Request:
Rewrite the records from the line with "column-header-value[interactable]: Value (453, 278, 575, 299)" up to and including the line with "close-button[interactable]: ✕ (696, 1, 741, 32)", replacing "Web Service Task Editor" with "Web Service Task Designer" and leaving everything else unchanged.

== Data records

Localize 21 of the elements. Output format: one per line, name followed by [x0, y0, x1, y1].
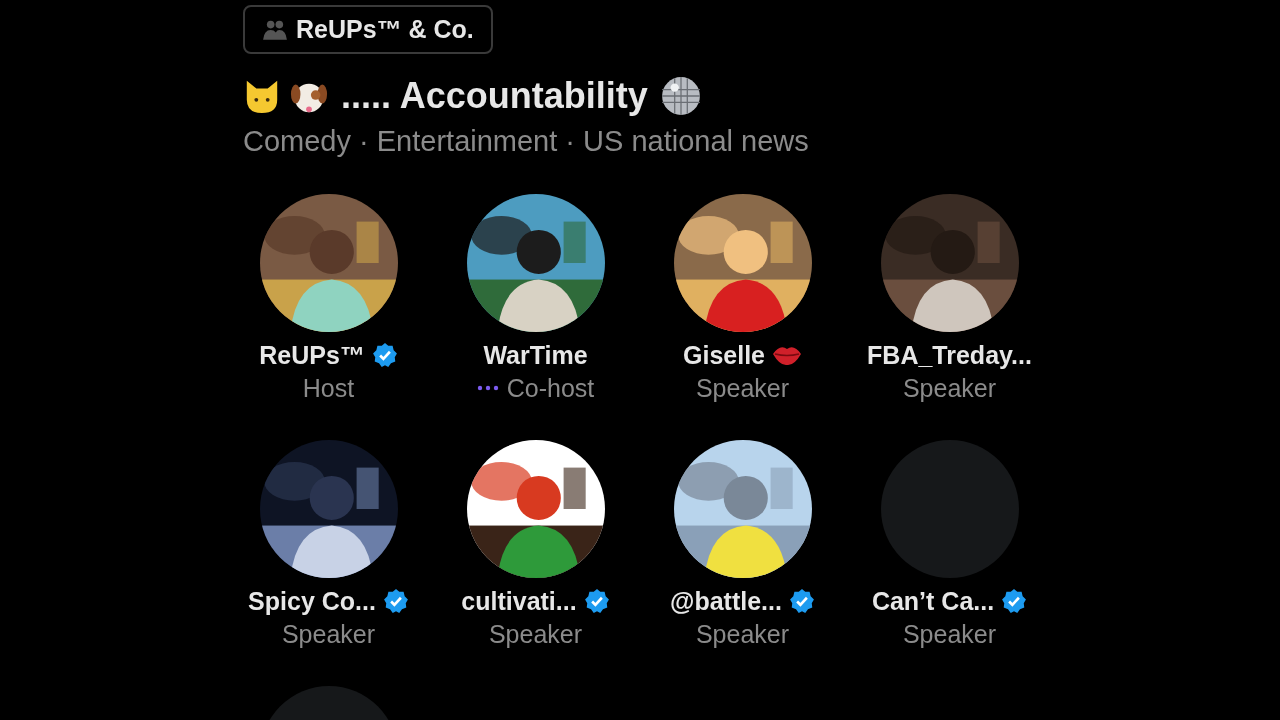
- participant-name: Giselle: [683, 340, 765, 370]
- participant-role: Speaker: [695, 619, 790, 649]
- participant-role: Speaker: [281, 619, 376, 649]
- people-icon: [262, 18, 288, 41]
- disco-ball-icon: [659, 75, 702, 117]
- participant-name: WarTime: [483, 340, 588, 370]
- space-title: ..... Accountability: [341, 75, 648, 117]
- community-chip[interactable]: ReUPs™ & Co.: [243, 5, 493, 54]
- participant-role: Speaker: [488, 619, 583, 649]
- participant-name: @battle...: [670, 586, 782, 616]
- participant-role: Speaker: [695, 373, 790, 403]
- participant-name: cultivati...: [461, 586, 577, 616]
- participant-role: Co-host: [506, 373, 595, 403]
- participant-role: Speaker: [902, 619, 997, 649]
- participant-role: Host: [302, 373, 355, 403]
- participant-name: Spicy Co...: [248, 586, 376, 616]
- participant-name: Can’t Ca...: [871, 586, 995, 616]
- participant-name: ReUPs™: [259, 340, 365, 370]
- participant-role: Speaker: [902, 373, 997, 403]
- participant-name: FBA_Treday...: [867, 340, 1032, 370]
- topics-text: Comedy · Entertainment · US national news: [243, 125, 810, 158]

====
== Data records

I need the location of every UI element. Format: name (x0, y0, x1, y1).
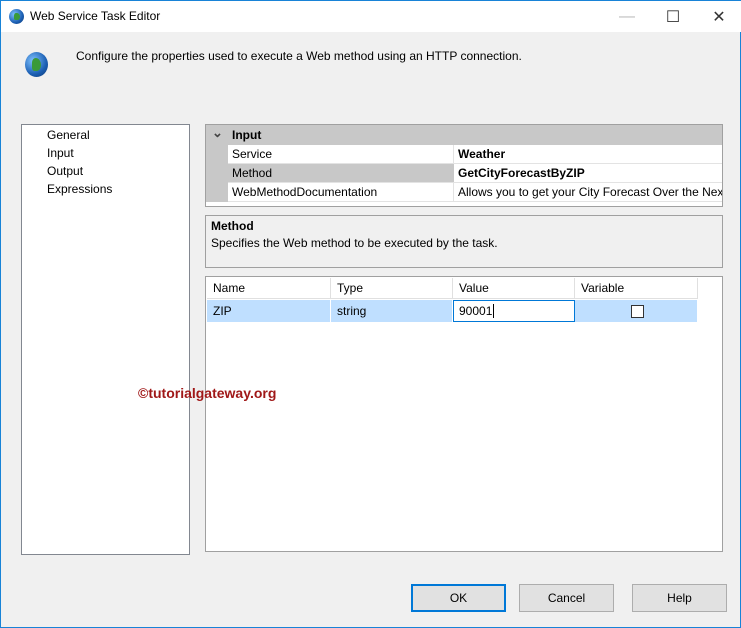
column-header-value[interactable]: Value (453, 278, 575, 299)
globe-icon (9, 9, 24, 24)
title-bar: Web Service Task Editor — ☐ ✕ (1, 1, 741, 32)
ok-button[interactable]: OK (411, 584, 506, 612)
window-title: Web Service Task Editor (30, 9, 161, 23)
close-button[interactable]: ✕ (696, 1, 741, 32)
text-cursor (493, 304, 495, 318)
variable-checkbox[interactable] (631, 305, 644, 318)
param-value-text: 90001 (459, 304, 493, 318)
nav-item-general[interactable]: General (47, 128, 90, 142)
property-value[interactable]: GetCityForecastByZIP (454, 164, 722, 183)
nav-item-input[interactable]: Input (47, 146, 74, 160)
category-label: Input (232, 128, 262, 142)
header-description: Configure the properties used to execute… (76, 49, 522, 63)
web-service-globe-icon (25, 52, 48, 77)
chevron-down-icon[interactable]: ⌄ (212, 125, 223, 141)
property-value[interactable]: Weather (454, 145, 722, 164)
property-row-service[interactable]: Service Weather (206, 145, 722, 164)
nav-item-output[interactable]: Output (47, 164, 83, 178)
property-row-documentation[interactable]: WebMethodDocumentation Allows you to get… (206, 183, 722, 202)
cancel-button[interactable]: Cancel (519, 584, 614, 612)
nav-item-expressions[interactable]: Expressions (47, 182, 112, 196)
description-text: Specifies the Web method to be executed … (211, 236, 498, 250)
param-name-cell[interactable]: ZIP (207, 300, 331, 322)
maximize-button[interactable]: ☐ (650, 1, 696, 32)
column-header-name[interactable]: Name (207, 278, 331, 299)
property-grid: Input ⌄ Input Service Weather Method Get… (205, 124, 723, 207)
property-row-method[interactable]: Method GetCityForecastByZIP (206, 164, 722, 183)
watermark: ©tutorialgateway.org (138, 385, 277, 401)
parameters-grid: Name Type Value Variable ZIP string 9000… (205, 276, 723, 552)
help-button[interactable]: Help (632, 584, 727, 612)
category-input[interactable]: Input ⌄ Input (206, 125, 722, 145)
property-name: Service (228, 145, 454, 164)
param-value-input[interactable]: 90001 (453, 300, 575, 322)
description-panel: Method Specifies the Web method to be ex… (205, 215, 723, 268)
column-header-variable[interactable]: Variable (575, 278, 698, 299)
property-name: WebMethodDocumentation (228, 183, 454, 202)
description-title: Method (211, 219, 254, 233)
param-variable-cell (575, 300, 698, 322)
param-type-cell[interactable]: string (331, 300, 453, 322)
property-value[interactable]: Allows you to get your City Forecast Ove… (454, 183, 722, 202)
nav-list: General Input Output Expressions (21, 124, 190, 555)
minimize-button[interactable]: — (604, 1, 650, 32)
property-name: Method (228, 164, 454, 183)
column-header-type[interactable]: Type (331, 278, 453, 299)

====

Solved exercise:
column-header-value[interactable]: Value (453, 278, 575, 299)
globe-icon (9, 9, 24, 24)
title-bar: Web Service Task Designer — ☐ ✕ (1, 1, 741, 32)
ok-button[interactable]: OK (411, 584, 506, 612)
window-title: Web Service Task Designer (30, 9, 161, 23)
close-button[interactable]: ✕ (696, 1, 741, 32)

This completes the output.